## DATA SECTION
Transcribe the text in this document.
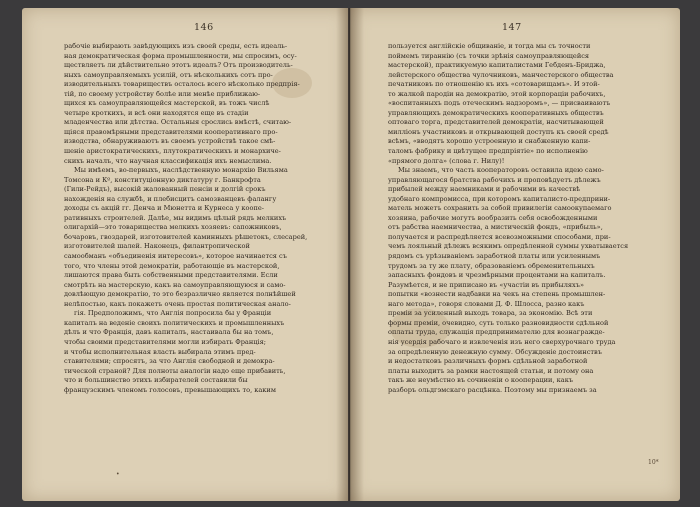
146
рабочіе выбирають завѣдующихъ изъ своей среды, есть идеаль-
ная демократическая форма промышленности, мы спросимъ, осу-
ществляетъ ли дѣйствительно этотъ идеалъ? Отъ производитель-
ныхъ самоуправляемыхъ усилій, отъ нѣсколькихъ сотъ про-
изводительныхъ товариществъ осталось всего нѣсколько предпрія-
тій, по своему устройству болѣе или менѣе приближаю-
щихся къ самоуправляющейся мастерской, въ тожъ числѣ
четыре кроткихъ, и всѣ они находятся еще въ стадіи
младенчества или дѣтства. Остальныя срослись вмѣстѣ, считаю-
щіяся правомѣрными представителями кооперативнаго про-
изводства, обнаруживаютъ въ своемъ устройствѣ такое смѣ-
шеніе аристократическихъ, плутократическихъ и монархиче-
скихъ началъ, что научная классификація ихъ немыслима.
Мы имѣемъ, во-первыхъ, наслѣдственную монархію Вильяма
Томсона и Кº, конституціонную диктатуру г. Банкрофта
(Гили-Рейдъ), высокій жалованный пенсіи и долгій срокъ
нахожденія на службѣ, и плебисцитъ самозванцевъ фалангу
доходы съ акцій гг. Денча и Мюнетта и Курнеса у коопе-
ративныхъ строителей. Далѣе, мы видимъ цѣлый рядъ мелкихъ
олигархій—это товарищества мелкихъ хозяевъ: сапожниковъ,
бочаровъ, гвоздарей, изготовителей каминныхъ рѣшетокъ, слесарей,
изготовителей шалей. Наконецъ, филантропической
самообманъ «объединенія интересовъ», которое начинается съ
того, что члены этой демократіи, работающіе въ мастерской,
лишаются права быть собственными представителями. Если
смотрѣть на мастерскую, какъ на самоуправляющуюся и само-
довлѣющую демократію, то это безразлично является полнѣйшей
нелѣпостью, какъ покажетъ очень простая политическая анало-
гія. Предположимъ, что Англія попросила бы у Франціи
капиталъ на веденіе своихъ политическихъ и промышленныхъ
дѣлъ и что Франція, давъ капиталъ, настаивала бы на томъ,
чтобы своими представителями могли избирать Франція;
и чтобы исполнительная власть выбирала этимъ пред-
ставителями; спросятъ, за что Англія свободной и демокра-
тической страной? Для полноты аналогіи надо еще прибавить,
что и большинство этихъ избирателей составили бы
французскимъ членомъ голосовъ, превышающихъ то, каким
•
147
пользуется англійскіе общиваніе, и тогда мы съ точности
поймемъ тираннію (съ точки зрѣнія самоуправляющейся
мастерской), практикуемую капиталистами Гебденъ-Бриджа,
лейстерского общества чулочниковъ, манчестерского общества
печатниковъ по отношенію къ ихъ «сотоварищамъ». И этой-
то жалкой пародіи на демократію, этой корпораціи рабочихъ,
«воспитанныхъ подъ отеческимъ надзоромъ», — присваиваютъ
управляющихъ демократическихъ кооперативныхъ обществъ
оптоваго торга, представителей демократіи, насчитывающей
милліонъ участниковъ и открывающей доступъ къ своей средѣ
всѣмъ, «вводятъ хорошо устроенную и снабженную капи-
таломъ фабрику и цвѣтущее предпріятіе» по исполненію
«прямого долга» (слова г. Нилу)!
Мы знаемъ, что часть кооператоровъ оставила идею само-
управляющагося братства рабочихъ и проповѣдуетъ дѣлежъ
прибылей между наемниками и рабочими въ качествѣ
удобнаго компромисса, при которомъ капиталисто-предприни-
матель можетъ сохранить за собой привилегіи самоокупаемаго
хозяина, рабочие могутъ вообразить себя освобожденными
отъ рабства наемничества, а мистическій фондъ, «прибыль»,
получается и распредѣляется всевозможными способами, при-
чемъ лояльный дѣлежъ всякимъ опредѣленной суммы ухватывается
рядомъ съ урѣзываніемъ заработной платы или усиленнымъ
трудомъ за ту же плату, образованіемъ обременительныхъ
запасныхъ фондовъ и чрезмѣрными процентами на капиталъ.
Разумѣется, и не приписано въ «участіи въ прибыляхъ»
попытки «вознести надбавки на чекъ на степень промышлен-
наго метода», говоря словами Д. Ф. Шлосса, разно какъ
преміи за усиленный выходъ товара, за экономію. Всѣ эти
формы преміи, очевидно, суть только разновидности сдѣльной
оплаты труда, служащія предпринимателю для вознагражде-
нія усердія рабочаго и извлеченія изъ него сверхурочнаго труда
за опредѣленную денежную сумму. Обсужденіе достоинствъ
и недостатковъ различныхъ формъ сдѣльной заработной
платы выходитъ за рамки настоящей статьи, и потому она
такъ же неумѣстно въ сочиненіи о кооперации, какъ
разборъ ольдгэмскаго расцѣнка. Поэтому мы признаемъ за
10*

## WHAT IS REQUIRED
Locate the string "мастерской" in the listing above and copy every line where it occurs.

## RESPONSE TO THIS TASK
щихся къ самоуправляющейся мастерской, въ тожъ числѣ
того, что члены этой демократіи, работающіе въ мастерской,
мастерской), практикуемую капиталистами Гебденъ-Бриджа,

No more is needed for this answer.